Problem description:
Please give the data below again in full, exactly as it stands.

Extracted records:
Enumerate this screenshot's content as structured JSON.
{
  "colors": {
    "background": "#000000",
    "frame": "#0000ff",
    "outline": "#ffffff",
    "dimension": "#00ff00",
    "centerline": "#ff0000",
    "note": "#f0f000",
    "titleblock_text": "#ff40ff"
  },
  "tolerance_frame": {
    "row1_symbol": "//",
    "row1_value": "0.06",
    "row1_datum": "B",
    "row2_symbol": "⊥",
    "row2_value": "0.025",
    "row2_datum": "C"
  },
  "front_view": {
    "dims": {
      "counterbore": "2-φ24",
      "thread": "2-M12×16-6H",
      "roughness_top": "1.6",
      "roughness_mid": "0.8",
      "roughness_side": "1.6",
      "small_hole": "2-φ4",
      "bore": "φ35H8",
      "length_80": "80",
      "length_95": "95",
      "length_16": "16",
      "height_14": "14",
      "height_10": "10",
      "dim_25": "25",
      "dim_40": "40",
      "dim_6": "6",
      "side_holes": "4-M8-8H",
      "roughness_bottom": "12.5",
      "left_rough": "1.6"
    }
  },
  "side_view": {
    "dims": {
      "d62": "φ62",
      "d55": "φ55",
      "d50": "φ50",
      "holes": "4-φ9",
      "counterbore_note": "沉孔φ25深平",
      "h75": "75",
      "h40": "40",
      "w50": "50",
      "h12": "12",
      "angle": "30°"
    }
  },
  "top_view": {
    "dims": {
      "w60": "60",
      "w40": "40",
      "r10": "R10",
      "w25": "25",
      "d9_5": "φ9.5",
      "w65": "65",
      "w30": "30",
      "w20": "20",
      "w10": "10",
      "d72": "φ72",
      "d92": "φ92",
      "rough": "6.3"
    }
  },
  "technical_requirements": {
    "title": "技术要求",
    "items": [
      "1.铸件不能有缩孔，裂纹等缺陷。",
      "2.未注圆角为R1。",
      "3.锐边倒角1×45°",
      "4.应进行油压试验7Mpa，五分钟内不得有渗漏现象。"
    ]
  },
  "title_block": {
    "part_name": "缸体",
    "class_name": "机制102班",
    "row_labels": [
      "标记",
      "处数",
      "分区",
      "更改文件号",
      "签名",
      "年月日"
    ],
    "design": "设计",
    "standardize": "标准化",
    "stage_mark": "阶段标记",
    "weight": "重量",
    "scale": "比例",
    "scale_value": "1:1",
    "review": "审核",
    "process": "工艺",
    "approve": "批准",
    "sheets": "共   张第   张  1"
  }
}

Solution for this exercise:
Enumerate this screenshot's content as structured JSON.
{
  "colors": {
    "background": "#000000",
    "frame": "#0000ff",
    "outline": "#ffffff",
    "dimension": "#00ff00",
    "centerline": "#ff0000",
    "note": "#f0f000",
    "titleblock_text": "#ff40ff"
  },
  "tolerance_frame": {
    "row1_symbol": "//",
    "row1_value": "0.06",
    "row1_datum": "B",
    "row2_symbol": "⊥",
    "row2_value": "0.025",
    "row2_datum": "C"
  },
  "front_view": {
    "dims": {
      "counterbore": "2-φ24",
      "thread": "2-M12×16-6H",
      "roughness_top": "1.6",
      "roughness_mid": "0.8",
      "roughness_side": "1.6",
      "small_hole": "2-φ4",
      "bore": "φ35H8",
      "length_80": "80",
      "length_95": "95",
      "length_16": "16",
      "height_14": "14",
      "height_10": "10",
      "dim_25": "25",
      "dim_40": "40",
      "dim_6": "6",
      "side_holes": "4-M8-8H",
      "roughness_bottom": "12.5",
      "left_rough": "1.6"
    }
  },
  "side_view": {
    "dims": {
      "d62": "φ62",
      "d55": "φ55",
      "d50": "φ50",
      "holes": "4-φ9",
      "counterbore_note": "沉孔φ25深平",
      "h75": "75",
      "h40": "40",
      "w50": "50",
      "h12": "12",
      "angle": "30°"
    }
  },
  "top_view": {
    "dims": {
      "w60": "60",
      "w40": "40",
      "r10": "R10",
      "w25": "25",
      "d9_5": "φ9.5",
      "w65": "65",
      "w30": "30",
      "w20": "20",
      "w10": "10",
      "d72": "φ72",
      "d92": "φ92",
      "rough": "6.3"
    }
  },
  "technical_requirements": {
    "title": "技术要求",
    "items": [
      "1.铸件不能有缩孔，裂纹等缺陷。",
      "2.未注圆角为R1。",
      "3.锐边倒角1×45°",
      "4.应进行油压试验7Mpa，五分钟内不得有渗漏现象。"
    ]
  },
  "title_block": {
    "part_name": "缸体",
    "class_name": "机制102班",
    "row_labels": [
      "标记",
      "处数",
      "分区",
      "更改文件号",
      "签名",
      "年月日"
    ],
    "design": "设计",
    "standardize": "标准化",
    "stage_mark": "阶段标记",
    "weight": "重量",
    "scale": "比例",
    "scale_value": "1:1",
    "review": "审核",
    "process": "工艺",
    "approve": "批准",
    "sheets": "共   张第   张  1"
  }
}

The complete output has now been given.